== Record excerpts ==

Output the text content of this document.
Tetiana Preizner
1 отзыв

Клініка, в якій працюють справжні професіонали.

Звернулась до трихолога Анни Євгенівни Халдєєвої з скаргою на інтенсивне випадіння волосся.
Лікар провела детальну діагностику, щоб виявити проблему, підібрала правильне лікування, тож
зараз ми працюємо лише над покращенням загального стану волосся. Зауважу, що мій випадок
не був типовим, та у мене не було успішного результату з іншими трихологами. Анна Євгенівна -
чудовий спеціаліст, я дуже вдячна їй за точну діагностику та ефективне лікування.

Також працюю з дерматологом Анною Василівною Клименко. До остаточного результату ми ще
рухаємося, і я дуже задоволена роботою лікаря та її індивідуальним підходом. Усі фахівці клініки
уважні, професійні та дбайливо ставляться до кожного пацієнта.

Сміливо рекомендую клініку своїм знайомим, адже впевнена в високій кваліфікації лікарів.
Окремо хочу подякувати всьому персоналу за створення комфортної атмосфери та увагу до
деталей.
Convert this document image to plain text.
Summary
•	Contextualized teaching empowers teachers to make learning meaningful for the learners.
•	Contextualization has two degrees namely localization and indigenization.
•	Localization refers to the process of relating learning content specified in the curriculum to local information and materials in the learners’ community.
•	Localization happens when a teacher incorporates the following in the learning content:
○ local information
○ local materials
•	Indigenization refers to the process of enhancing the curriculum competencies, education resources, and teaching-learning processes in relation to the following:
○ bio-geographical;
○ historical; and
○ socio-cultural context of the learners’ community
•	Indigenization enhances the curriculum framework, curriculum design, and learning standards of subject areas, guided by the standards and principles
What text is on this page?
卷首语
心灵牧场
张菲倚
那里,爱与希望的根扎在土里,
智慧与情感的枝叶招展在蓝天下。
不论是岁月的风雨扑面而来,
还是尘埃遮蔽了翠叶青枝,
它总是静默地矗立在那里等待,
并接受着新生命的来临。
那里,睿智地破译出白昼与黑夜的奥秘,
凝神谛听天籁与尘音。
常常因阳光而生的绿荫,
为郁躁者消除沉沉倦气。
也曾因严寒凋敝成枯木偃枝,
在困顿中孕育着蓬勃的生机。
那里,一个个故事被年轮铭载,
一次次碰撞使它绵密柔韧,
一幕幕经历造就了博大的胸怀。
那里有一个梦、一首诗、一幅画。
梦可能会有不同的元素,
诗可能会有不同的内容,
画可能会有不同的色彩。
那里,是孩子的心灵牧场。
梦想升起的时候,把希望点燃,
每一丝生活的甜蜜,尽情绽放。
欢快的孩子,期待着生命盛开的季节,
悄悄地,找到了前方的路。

===

(Given request)
Return every line holding the word "learners" from the records.

(Complete answer)
•	Contextualized teaching empowers teachers to make learning meaningful for the learners.
•	Localization refers to the process of relating learning content specified in the curriculum to local information and materials in the learners’ community.
○ socio-cultural context of the learners’ community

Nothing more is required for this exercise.